» Task goal: Print every entry word for word, but omit the pictures.

» Given entries:

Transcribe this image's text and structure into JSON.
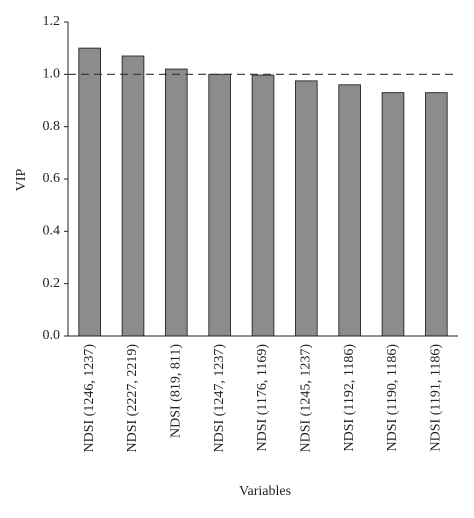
{
  "chart_data": {
    "type": "bar",
    "x_label": "Variables",
    "y_label": "VIP",
    "categories": [
      "NDSI (1246, 1237)",
      "NDSI (2227, 2219)",
      "NDSI (819, 811)",
      "NDSI (1247, 1237)",
      "NDSI (1176, 1169)",
      "NDSI (1245, 1237)",
      "NDSI (1192, 1186)",
      "NDSI (1190, 1186)",
      "NDSI (1191, 1186)"
    ],
    "values": [
      1.1,
      1.07,
      1.02,
      1.0,
      0.997,
      0.975,
      0.96,
      0.93,
      0.93
    ],
    "color": "#8c8c8c",
    "ylim": [
      0,
      1.2
    ],
    "yticks": [
      {
        "value": 0,
        "label": "0.0"
      },
      0.2,
      0.4,
      0.6,
      0.8,
      {
        "value": 1,
        "label": "1.0"
      },
      1.2
    ],
    "reference_line": 1.0,
    "grid": false
  }
}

» Answer to this exercise:
Transcribe this image's text and structure into JSON.
{
  "chart_data": {
    "type": "bar",
    "x_label": "Variables",
    "y_label": "VIP",
    "categories": [
      "NDSI (1246, 1237)",
      "NDSI (2227, 2219)",
      "NDSI (819, 811)",
      "NDSI (1247, 1237)",
      "NDSI (1176, 1169)",
      "NDSI (1245, 1237)",
      "NDSI (1192, 1186)",
      "NDSI (1190, 1186)",
      "NDSI (1191, 1186)"
    ],
    "values": [
      1.1,
      1.07,
      1.02,
      1.0,
      0.997,
      0.975,
      0.96,
      0.93,
      0.93
    ],
    "color": "#8c8c8c",
    "ylim": [
      0,
      1.2
    ],
    "yticks": [
      {
        "value": 0,
        "label": "0.0"
      },
      0.2,
      0.4,
      0.6,
      0.8,
      {
        "value": 1,
        "label": "1.0"
      },
      1.2
    ],
    "reference_line": 1.0,
    "grid": false
  }
}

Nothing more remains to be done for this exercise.